#### [Exercise instructions]
Which lines contain the word "this"? Return each of them as written.

::::

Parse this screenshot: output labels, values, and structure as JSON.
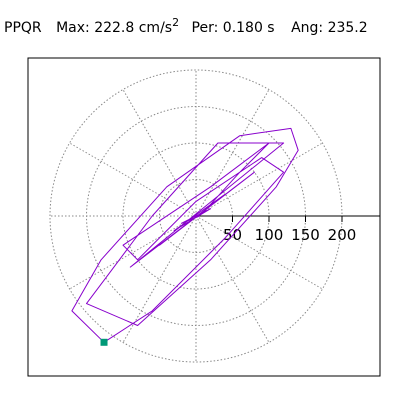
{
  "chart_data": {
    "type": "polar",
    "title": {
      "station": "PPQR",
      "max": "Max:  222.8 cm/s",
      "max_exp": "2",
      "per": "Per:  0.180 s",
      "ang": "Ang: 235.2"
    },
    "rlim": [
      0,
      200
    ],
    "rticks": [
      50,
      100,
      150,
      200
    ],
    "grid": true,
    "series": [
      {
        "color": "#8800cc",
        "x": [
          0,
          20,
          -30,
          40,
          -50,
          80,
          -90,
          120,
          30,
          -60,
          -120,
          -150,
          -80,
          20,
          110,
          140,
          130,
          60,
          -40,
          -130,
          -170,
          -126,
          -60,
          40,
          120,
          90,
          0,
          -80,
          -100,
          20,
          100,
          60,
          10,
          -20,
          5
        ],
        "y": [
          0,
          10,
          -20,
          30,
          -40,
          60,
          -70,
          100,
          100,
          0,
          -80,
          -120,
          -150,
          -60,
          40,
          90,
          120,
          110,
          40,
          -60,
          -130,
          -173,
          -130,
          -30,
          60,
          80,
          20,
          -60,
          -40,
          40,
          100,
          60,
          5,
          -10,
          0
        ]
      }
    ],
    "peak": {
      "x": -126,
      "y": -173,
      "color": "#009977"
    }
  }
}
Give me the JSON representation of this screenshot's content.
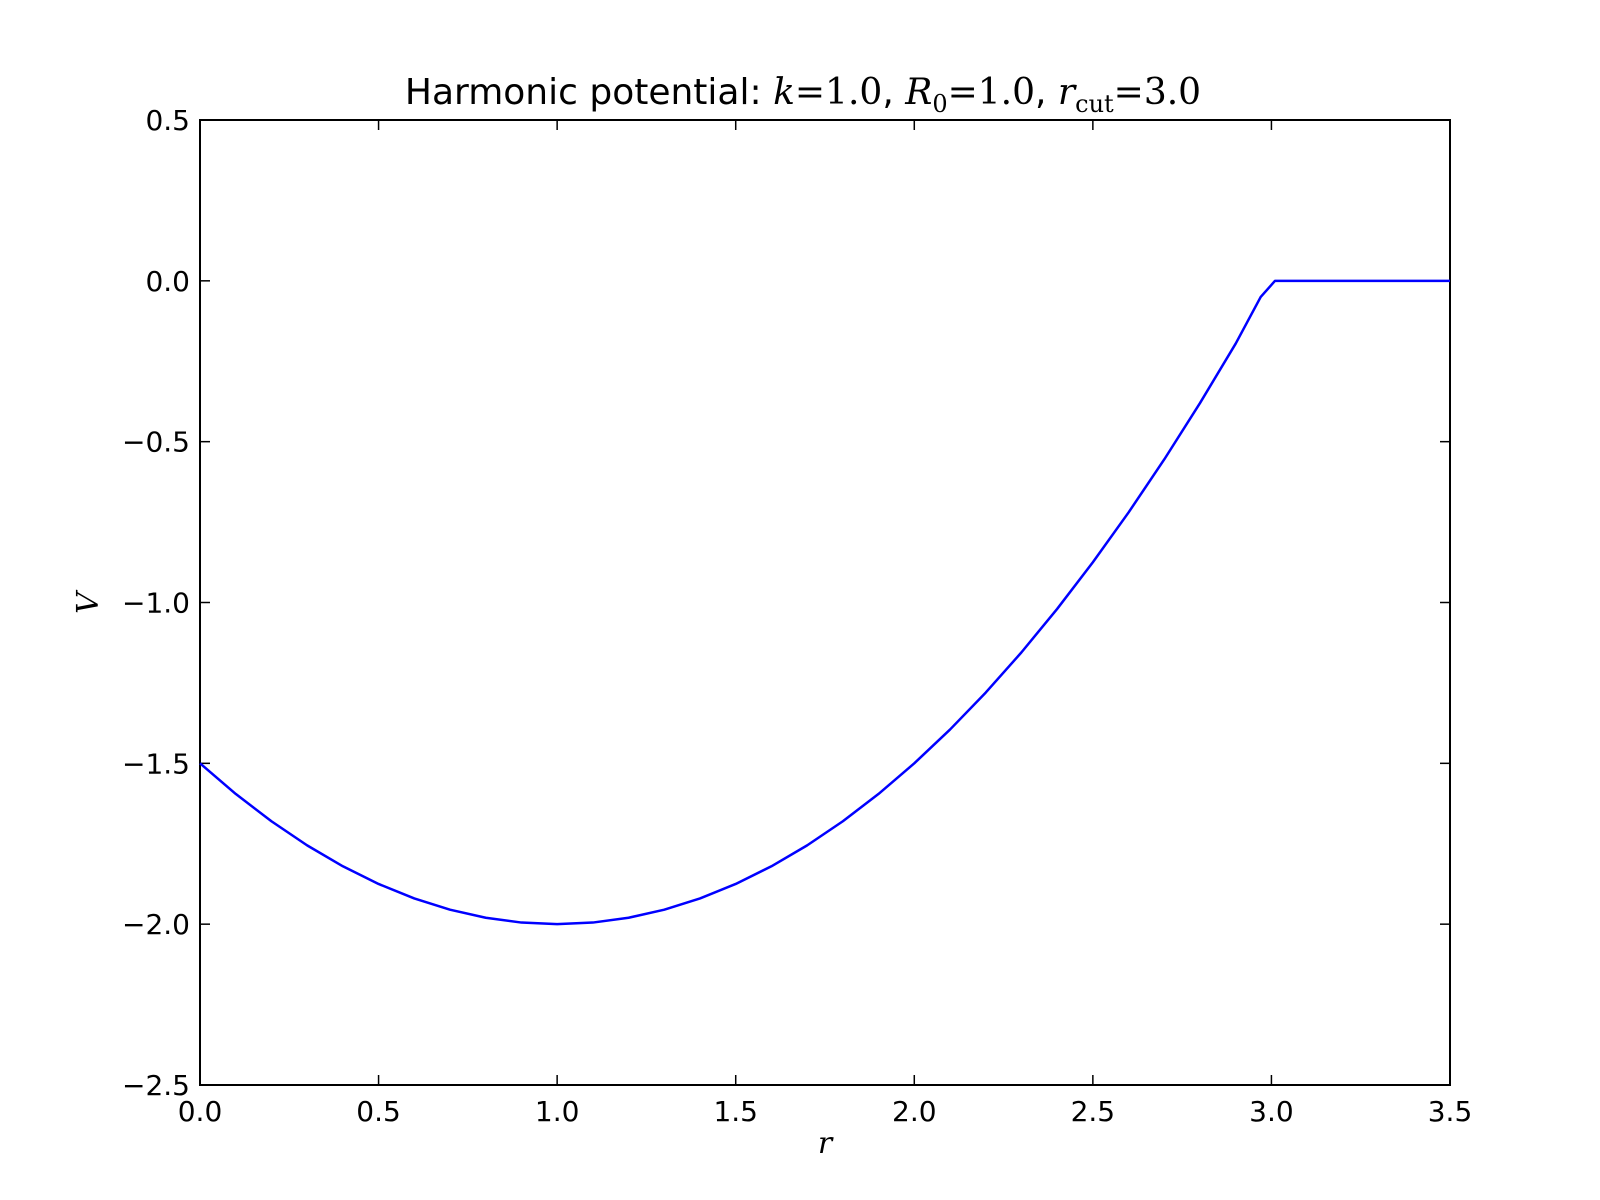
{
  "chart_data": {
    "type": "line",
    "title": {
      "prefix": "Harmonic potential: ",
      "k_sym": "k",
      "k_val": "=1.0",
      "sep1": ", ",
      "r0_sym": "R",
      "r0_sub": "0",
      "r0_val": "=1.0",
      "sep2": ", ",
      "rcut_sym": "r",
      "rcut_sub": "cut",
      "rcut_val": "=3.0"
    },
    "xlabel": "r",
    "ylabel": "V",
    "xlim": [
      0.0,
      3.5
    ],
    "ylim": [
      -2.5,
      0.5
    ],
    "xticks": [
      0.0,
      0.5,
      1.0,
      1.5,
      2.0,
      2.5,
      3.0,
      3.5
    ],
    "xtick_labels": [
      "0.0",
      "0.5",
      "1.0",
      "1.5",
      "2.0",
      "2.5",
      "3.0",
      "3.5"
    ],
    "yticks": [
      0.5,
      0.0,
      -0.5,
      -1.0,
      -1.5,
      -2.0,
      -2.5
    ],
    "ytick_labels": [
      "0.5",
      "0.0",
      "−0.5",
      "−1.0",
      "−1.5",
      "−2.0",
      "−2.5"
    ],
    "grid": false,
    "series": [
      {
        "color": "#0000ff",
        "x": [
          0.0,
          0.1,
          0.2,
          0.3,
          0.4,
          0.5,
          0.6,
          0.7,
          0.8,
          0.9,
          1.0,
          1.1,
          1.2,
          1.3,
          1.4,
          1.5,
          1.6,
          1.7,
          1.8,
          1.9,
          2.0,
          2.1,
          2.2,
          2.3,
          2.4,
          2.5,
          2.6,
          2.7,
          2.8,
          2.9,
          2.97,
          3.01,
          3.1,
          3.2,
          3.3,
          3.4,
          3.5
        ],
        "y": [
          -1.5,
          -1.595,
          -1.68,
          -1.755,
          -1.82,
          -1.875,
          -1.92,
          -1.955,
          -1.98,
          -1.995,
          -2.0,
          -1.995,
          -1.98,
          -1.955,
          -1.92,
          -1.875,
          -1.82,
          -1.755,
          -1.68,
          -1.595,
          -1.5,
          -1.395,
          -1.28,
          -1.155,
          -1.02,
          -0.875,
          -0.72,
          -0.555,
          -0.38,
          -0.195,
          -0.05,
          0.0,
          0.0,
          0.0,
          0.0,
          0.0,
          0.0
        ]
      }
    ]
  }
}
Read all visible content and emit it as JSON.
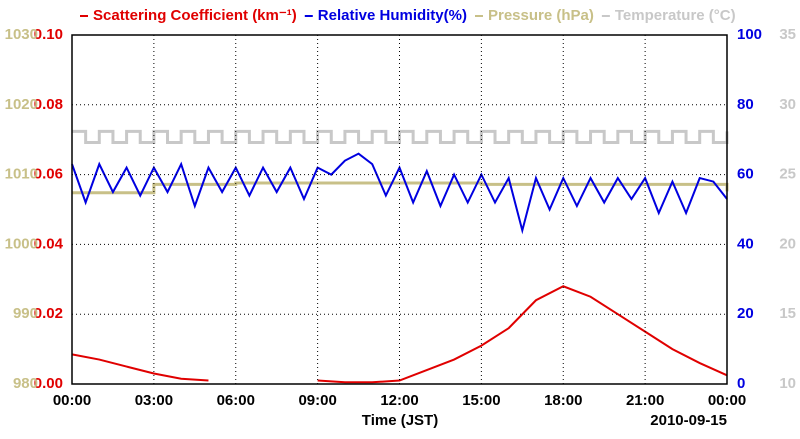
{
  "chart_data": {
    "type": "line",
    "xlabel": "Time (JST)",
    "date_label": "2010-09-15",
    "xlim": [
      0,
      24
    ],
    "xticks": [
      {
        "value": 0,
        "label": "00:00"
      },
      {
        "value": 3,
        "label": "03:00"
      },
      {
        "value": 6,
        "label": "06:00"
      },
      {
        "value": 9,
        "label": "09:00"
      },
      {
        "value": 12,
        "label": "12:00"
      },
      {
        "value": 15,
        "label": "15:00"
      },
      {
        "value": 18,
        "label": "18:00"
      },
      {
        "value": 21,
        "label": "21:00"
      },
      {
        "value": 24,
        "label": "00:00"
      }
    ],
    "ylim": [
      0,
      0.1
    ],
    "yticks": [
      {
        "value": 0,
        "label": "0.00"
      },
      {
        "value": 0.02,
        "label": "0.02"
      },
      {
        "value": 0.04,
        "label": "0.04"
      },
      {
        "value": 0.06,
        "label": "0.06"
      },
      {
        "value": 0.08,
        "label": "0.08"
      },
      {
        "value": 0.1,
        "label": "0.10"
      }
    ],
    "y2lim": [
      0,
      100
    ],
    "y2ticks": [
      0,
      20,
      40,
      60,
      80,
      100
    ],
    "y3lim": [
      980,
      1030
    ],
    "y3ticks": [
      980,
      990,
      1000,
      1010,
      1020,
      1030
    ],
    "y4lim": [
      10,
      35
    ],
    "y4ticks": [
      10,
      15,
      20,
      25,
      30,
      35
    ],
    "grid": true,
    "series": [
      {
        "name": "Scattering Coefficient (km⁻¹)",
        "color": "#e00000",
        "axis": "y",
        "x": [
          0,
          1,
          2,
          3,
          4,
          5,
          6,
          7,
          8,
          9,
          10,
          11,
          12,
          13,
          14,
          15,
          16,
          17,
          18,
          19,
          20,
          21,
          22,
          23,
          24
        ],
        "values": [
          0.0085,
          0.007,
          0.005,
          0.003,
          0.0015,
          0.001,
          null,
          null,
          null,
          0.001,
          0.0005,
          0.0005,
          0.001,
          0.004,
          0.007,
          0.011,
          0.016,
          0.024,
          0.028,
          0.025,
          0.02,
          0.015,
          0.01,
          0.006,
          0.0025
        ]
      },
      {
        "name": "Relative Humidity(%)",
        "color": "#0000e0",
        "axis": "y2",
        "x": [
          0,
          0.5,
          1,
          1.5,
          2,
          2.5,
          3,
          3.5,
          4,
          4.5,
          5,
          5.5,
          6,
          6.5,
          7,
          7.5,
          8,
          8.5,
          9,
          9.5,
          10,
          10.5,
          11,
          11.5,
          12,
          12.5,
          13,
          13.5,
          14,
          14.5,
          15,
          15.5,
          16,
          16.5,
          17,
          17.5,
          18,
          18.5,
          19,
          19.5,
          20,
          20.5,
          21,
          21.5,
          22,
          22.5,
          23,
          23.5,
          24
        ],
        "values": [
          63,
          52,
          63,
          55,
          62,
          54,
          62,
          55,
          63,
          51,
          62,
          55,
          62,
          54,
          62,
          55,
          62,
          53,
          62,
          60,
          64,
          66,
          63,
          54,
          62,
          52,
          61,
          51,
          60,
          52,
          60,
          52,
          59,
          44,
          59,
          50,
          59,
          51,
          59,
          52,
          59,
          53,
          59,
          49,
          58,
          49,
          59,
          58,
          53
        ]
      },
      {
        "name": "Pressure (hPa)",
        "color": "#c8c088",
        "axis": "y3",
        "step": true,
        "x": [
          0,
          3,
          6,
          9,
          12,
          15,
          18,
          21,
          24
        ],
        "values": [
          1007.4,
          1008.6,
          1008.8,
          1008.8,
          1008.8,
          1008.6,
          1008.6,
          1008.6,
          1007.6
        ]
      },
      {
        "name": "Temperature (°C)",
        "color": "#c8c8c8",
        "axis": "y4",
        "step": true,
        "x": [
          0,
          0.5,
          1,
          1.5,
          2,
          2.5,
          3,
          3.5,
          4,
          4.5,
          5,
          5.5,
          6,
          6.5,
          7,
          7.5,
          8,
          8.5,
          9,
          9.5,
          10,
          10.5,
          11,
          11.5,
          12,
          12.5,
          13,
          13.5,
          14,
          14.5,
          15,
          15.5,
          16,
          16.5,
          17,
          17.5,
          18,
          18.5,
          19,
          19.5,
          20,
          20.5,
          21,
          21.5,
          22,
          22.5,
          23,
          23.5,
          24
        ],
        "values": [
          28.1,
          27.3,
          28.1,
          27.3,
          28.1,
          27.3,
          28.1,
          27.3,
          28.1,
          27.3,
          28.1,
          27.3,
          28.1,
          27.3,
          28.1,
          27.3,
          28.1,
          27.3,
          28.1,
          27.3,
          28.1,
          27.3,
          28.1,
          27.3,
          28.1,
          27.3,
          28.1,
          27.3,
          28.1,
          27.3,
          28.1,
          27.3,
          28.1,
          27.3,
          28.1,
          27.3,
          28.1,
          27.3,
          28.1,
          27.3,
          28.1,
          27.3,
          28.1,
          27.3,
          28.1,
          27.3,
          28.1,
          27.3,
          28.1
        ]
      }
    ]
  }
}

::::

#### [The solution]
Parse this screenshot: output labels, values, and structure as JSON.
Give me the JSON representation of this screenshot's content.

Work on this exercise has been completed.